• Given instruction: Type out the data exactly as given. Skip any image.

Stored data
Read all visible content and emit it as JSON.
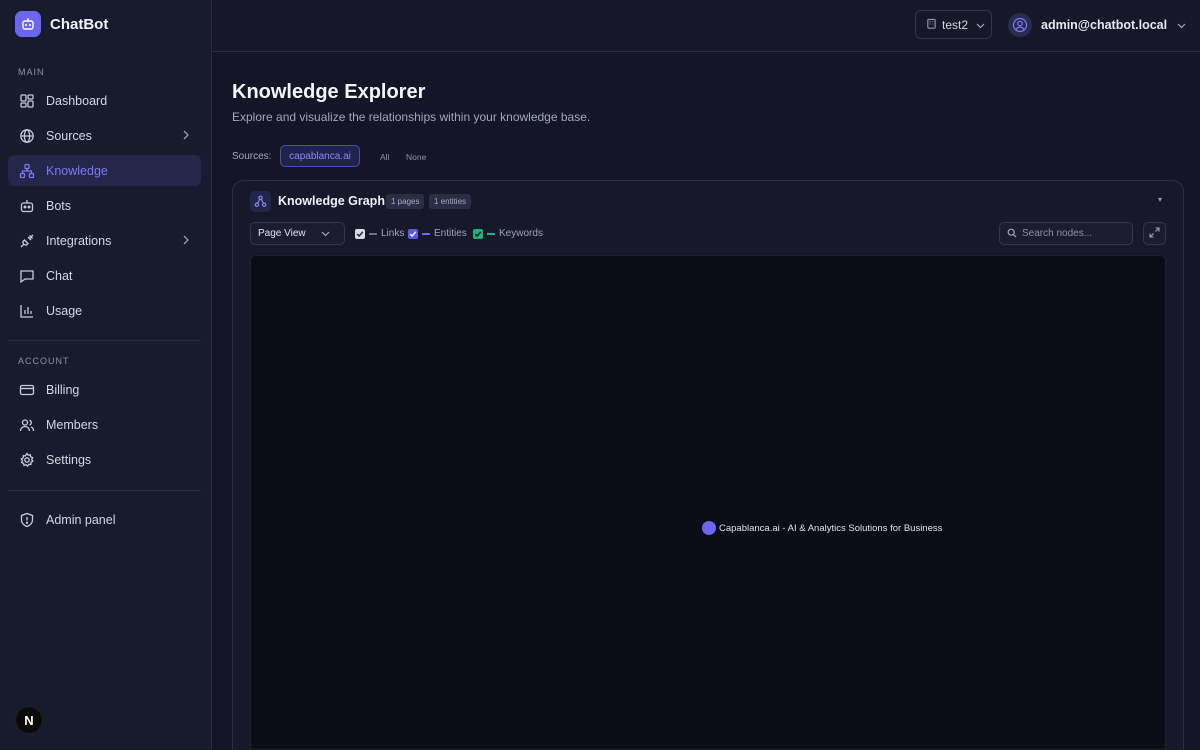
{
  "app": {
    "name": "ChatBot"
  },
  "sidebar": {
    "main_label": "MAIN",
    "main_items": [
      {
        "label": "Dashboard",
        "icon": "dashboard-icon"
      },
      {
        "label": "Sources",
        "icon": "globe-icon"
      },
      {
        "label": "Knowledge",
        "icon": "knowledge-graph-icon",
        "active": true
      },
      {
        "label": "Bots",
        "icon": "bot-icon"
      },
      {
        "label": "Integrations",
        "icon": "plug-icon"
      },
      {
        "label": "Chat",
        "icon": "chat-icon"
      },
      {
        "label": "Usage",
        "icon": "bar-chart-icon"
      }
    ],
    "account_label": "ACCOUNT",
    "account_items": [
      {
        "label": "Billing",
        "icon": "credit-card-icon"
      },
      {
        "label": "Members",
        "icon": "users-icon"
      },
      {
        "label": "Settings",
        "icon": "gear-icon"
      }
    ],
    "admin_item": {
      "label": "Admin panel",
      "icon": "shield-icon"
    },
    "footer_badge": "N"
  },
  "topbar": {
    "workspace": "test2",
    "user_email": "admin@chatbot.local"
  },
  "main": {
    "title": "Knowledge Explorer",
    "subtitle": "Explore and visualize the relationships within your knowledge base.",
    "sources_label": "Sources:",
    "selected_source": "capablanca.ai",
    "all_label": "All",
    "none_label": "None"
  },
  "graph": {
    "title": "Knowledge Graph",
    "pages_badge": "1 pages",
    "entities_badge": "1 entities",
    "collapse_symbol": "▾",
    "view_mode": "Page View",
    "legend": [
      {
        "label": "Links",
        "checked": true,
        "color": "#6b7080"
      },
      {
        "label": "Entities",
        "checked": true,
        "color": "#6b68ee"
      },
      {
        "label": "Keywords",
        "checked": true,
        "color": "#22b07d"
      }
    ],
    "search_placeholder": "Search nodes...",
    "nodes": [
      {
        "label": "Capablanca.ai - AI & Analytics Solutions for Business",
        "color": "#6b68ee"
      }
    ]
  },
  "colors": {
    "accent": "#6a66f0",
    "keyword": "#22b07d",
    "background": "#141527"
  }
}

• Completed task:
Read all visible content and emit it as JSON.
{
  "app": {
    "name": "ChatBot"
  },
  "sidebar": {
    "main_label": "MAIN",
    "main_items": [
      {
        "label": "Dashboard",
        "icon": "dashboard-icon"
      },
      {
        "label": "Sources",
        "icon": "globe-icon"
      },
      {
        "label": "Knowledge",
        "icon": "knowledge-graph-icon",
        "active": true
      },
      {
        "label": "Bots",
        "icon": "bot-icon"
      },
      {
        "label": "Integrations",
        "icon": "plug-icon"
      },
      {
        "label": "Chat",
        "icon": "chat-icon"
      },
      {
        "label": "Usage",
        "icon": "bar-chart-icon"
      }
    ],
    "account_label": "ACCOUNT",
    "account_items": [
      {
        "label": "Billing",
        "icon": "credit-card-icon"
      },
      {
        "label": "Members",
        "icon": "users-icon"
      },
      {
        "label": "Settings",
        "icon": "gear-icon"
      }
    ],
    "admin_item": {
      "label": "Admin panel",
      "icon": "shield-icon"
    },
    "footer_badge": "N"
  },
  "topbar": {
    "workspace": "test2",
    "user_email": "admin@chatbot.local"
  },
  "main": {
    "title": "Knowledge Explorer",
    "subtitle": "Explore and visualize the relationships within your knowledge base.",
    "sources_label": "Sources:",
    "selected_source": "capablanca.ai",
    "all_label": "All",
    "none_label": "None"
  },
  "graph": {
    "title": "Knowledge Graph",
    "pages_badge": "1 pages",
    "entities_badge": "1 entities",
    "collapse_symbol": "▾",
    "view_mode": "Page View",
    "legend": [
      {
        "label": "Links",
        "checked": true,
        "color": "#6b7080"
      },
      {
        "label": "Entities",
        "checked": true,
        "color": "#6b68ee"
      },
      {
        "label": "Keywords",
        "checked": true,
        "color": "#22b07d"
      }
    ],
    "search_placeholder": "Search nodes...",
    "nodes": [
      {
        "label": "Capablanca.ai - AI & Analytics Solutions for Business",
        "color": "#6b68ee"
      }
    ]
  },
  "colors": {
    "accent": "#6a66f0",
    "keyword": "#22b07d",
    "background": "#141527"
  }
}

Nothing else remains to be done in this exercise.